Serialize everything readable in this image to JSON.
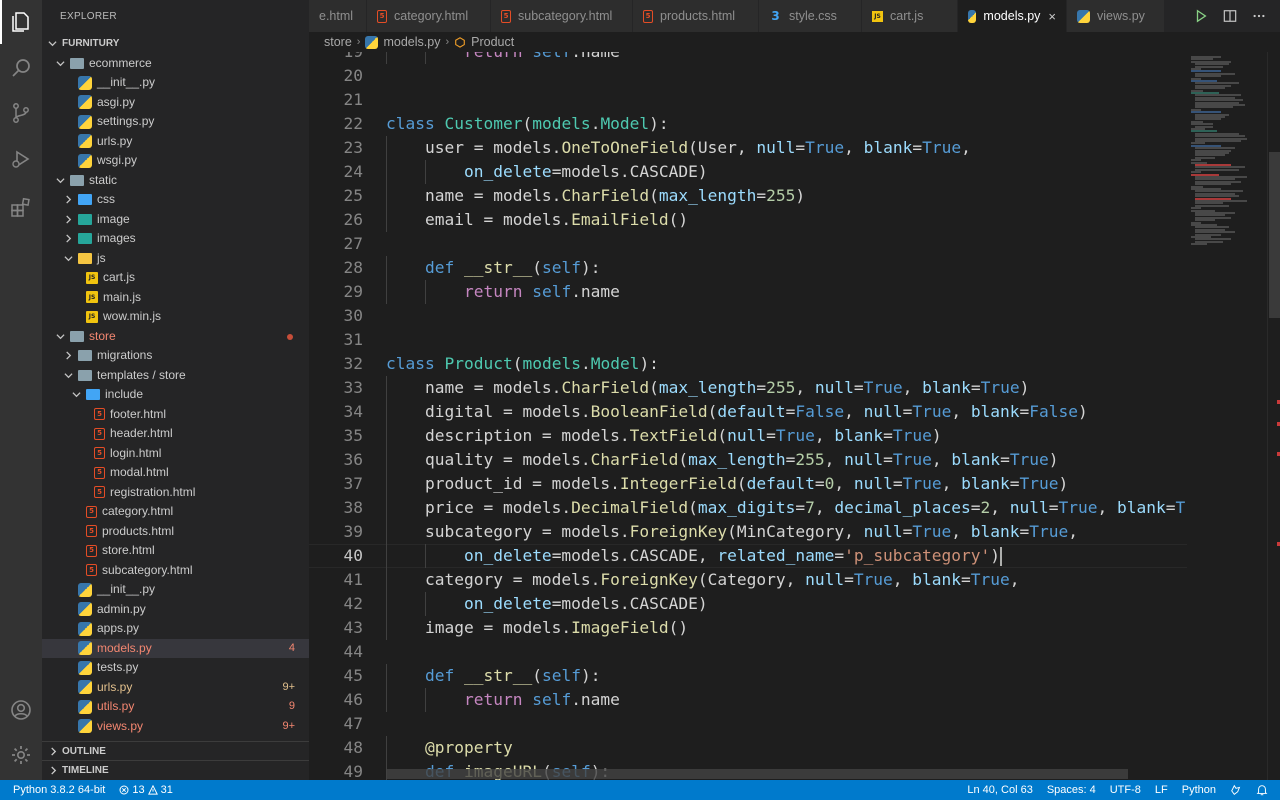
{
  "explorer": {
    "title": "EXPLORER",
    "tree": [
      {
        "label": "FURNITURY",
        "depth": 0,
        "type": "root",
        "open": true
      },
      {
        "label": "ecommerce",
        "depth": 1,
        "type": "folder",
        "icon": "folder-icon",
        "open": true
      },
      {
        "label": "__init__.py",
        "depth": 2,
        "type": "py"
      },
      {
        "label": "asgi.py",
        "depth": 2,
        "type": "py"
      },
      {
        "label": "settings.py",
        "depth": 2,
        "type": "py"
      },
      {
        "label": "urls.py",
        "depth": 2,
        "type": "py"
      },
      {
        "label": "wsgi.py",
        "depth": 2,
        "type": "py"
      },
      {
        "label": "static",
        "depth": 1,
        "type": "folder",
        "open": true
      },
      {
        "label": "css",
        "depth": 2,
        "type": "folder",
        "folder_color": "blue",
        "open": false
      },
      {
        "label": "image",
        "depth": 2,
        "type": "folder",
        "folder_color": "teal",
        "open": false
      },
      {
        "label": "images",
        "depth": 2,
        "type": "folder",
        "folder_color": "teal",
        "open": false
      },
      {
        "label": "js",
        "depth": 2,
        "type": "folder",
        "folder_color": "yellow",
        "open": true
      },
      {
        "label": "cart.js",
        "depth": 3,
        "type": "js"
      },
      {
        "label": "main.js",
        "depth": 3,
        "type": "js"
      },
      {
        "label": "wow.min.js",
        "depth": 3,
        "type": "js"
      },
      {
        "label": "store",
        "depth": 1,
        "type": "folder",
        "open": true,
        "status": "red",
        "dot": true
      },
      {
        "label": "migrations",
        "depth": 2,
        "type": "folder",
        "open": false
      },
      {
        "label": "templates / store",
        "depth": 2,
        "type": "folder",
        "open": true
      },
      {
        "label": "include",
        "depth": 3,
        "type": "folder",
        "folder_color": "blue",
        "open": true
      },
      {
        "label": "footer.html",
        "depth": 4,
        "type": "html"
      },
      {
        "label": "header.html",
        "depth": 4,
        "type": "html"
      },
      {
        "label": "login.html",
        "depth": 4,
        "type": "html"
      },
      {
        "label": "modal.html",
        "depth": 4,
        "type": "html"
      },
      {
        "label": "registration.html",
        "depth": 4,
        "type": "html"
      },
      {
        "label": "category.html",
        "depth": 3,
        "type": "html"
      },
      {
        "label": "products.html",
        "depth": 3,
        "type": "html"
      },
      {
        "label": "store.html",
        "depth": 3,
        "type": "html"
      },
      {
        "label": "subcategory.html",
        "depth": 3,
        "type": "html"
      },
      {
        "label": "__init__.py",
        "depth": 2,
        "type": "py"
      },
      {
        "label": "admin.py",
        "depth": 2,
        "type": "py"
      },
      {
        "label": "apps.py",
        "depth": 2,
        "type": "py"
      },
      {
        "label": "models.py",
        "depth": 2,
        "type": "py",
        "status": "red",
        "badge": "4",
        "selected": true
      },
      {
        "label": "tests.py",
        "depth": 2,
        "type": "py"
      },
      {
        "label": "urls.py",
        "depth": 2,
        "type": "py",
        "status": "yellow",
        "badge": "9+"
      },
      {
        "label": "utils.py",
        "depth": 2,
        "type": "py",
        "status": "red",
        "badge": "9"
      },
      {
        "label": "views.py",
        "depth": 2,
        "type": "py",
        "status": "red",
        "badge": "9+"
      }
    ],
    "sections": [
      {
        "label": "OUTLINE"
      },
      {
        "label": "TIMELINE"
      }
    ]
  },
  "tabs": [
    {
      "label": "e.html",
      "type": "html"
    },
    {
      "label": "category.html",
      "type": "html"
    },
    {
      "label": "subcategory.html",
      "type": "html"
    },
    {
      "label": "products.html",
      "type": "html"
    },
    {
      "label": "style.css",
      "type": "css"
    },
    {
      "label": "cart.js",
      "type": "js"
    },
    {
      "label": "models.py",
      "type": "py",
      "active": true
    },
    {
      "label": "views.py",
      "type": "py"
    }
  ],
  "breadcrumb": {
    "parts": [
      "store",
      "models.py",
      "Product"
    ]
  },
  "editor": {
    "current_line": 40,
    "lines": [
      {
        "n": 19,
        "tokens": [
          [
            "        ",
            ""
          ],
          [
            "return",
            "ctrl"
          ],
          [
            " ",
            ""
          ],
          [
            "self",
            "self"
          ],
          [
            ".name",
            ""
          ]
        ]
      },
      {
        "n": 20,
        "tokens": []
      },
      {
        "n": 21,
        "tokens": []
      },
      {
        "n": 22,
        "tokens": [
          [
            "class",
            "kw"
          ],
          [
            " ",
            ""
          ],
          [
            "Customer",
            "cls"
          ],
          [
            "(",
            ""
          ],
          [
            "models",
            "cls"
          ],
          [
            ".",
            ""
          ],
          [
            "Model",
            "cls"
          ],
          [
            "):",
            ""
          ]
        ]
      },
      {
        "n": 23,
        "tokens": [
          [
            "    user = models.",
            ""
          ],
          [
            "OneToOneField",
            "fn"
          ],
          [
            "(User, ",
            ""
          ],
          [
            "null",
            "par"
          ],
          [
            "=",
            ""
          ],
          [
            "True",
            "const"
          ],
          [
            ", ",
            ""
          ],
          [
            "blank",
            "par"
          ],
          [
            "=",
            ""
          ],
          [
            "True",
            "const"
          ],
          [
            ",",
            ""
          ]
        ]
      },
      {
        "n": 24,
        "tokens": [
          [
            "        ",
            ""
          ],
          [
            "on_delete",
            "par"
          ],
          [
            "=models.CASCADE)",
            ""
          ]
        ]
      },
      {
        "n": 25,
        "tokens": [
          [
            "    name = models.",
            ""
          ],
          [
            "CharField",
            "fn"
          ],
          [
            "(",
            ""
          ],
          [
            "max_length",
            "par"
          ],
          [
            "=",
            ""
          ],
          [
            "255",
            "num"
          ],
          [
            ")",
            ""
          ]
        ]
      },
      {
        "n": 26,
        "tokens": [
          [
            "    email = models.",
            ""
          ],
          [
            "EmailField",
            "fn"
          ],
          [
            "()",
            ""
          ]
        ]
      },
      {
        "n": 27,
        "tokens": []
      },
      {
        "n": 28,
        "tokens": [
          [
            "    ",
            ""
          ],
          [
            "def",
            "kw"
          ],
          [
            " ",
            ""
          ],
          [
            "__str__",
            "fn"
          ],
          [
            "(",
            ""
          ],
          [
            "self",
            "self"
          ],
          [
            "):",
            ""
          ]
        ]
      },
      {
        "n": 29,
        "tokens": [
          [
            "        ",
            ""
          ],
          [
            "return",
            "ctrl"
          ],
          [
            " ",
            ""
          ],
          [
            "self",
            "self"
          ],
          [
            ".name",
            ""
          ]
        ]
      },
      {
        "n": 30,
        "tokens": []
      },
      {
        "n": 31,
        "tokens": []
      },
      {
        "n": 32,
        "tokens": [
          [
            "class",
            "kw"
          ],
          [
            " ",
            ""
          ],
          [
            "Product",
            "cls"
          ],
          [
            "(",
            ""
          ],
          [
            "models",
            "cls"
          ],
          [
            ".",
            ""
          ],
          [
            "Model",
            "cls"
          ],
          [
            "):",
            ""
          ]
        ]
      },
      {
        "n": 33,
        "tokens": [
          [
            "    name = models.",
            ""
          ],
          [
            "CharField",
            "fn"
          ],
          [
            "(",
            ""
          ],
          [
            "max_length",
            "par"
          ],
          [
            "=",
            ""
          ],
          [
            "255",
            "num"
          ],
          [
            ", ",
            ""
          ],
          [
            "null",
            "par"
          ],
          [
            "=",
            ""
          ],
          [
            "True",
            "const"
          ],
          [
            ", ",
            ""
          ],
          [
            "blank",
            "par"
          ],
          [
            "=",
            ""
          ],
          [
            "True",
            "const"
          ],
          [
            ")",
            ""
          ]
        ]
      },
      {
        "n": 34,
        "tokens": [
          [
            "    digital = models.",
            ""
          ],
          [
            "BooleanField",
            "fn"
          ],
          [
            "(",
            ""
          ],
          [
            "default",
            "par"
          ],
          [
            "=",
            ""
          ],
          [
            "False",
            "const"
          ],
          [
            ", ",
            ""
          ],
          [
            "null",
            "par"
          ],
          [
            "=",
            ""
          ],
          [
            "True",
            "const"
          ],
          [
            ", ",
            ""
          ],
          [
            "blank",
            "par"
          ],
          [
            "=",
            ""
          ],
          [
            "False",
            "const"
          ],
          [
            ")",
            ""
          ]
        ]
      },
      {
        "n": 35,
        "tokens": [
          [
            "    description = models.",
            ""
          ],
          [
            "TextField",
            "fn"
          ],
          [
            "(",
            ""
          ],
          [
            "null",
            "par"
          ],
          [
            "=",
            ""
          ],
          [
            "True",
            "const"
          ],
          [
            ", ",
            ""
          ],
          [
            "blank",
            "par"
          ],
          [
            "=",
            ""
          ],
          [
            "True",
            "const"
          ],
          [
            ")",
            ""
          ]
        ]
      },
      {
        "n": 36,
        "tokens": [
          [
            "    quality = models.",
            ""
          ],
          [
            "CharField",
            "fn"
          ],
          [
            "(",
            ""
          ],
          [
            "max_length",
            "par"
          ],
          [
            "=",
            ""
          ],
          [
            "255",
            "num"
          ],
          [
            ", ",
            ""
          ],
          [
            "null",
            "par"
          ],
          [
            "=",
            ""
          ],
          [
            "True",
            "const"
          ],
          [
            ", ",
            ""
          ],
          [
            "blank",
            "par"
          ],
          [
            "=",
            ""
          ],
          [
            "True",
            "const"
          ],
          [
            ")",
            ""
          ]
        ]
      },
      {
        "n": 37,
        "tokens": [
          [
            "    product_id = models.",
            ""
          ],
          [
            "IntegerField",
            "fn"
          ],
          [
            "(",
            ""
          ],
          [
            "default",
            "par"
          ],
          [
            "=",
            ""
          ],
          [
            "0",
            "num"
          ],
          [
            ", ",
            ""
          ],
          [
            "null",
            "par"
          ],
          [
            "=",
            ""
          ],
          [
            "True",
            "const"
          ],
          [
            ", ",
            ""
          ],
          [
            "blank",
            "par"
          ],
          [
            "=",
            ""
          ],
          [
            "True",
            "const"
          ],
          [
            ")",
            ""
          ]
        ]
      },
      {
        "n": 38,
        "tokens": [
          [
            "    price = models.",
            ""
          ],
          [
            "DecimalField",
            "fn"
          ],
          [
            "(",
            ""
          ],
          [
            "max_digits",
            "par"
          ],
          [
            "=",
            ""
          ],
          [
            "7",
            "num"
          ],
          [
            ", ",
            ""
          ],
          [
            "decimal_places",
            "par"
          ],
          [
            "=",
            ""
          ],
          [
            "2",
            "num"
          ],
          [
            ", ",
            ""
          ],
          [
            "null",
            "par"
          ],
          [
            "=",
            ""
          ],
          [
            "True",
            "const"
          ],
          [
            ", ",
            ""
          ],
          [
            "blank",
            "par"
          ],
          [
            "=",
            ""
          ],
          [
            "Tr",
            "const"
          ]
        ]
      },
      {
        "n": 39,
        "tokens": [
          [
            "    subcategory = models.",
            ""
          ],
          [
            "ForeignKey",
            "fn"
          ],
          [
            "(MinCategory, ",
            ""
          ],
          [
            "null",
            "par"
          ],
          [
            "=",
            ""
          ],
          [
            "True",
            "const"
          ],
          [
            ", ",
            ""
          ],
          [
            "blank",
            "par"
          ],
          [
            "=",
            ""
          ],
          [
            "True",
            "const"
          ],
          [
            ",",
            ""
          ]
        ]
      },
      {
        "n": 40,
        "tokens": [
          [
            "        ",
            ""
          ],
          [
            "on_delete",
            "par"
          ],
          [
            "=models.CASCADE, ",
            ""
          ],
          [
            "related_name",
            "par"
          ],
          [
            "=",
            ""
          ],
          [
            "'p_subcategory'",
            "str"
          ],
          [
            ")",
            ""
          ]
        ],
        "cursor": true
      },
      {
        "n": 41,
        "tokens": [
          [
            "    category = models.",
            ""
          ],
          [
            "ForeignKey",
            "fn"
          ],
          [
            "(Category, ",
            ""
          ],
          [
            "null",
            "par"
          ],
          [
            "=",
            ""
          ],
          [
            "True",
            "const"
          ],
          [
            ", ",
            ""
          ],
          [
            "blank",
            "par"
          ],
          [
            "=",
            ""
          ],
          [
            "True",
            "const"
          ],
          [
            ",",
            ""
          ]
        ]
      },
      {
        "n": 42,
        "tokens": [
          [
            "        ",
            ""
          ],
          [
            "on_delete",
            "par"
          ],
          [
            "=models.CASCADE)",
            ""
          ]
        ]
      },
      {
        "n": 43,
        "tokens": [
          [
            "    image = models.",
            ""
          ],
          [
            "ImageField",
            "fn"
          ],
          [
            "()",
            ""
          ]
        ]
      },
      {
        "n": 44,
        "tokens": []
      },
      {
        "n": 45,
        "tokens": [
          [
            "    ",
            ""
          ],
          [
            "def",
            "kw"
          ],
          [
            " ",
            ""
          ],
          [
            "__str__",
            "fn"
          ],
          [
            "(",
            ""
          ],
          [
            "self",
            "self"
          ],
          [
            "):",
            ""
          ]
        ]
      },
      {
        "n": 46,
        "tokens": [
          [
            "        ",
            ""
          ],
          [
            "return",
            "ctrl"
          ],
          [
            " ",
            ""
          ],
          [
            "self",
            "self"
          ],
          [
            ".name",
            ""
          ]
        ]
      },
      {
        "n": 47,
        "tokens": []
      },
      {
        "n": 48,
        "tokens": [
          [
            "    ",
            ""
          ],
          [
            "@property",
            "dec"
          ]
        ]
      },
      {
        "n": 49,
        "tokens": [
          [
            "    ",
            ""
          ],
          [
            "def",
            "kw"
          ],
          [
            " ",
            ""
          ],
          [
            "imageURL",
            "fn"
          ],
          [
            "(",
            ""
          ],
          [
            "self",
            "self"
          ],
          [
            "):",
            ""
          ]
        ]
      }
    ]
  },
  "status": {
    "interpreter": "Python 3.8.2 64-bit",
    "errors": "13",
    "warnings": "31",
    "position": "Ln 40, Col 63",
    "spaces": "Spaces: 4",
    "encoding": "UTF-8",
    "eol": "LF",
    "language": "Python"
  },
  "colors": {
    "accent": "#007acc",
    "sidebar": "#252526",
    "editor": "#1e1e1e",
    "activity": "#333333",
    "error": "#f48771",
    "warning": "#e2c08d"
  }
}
--
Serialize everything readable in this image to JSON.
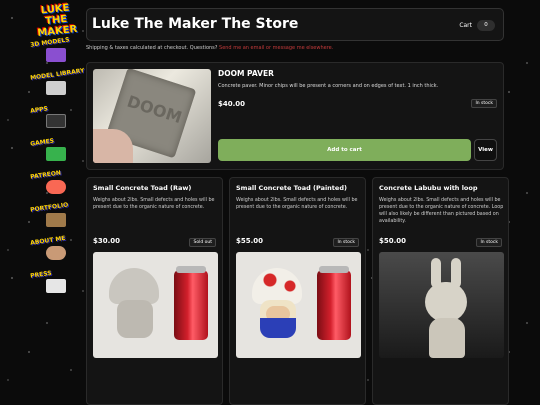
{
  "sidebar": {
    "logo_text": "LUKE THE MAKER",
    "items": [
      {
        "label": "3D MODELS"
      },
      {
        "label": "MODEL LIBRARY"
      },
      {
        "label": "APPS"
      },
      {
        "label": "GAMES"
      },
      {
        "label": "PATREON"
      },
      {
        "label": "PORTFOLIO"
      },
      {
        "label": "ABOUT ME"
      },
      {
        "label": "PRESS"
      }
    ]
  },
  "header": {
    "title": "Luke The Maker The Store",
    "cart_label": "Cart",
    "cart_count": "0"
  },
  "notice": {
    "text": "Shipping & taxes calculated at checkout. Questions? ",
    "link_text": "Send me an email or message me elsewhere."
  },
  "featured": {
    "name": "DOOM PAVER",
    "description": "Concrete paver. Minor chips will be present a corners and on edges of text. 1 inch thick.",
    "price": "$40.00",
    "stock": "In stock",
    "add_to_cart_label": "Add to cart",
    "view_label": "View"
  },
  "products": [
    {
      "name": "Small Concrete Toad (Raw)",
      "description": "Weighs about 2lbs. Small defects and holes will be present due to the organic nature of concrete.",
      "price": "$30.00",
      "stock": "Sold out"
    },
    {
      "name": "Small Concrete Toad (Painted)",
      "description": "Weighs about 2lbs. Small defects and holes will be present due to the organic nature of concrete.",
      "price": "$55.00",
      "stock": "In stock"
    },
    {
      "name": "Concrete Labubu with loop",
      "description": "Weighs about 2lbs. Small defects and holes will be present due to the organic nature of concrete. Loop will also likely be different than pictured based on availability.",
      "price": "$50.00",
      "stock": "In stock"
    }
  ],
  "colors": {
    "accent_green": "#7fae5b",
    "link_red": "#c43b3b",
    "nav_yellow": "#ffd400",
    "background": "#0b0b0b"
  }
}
* * *
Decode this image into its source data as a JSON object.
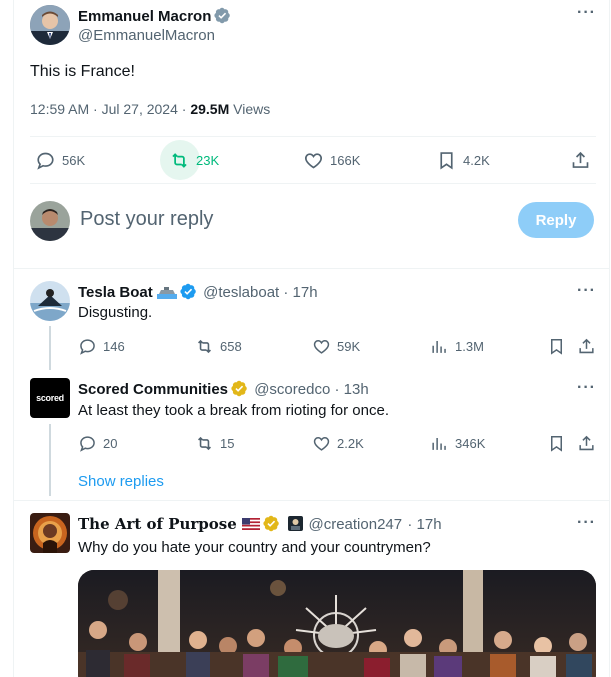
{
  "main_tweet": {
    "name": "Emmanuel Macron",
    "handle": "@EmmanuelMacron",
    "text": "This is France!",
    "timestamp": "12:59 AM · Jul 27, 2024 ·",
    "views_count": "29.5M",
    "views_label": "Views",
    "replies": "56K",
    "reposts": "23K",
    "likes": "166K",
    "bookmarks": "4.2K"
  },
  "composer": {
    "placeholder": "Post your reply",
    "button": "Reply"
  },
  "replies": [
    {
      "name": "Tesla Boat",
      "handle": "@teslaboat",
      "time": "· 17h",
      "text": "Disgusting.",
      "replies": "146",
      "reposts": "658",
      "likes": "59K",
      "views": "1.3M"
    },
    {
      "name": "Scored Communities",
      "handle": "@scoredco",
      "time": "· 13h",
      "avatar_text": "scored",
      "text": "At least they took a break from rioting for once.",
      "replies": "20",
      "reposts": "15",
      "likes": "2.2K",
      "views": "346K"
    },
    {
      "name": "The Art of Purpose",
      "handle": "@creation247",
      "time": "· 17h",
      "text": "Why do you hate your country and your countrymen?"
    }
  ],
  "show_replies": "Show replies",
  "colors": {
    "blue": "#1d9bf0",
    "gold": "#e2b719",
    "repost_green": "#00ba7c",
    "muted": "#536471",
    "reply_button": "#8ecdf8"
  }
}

• _What the task asks_
Look through the records and gather each line with the word "your".

• _The answer_
    "placeholder": "Post your reply",
      "text": "Why do you hate your country and your countrymen?"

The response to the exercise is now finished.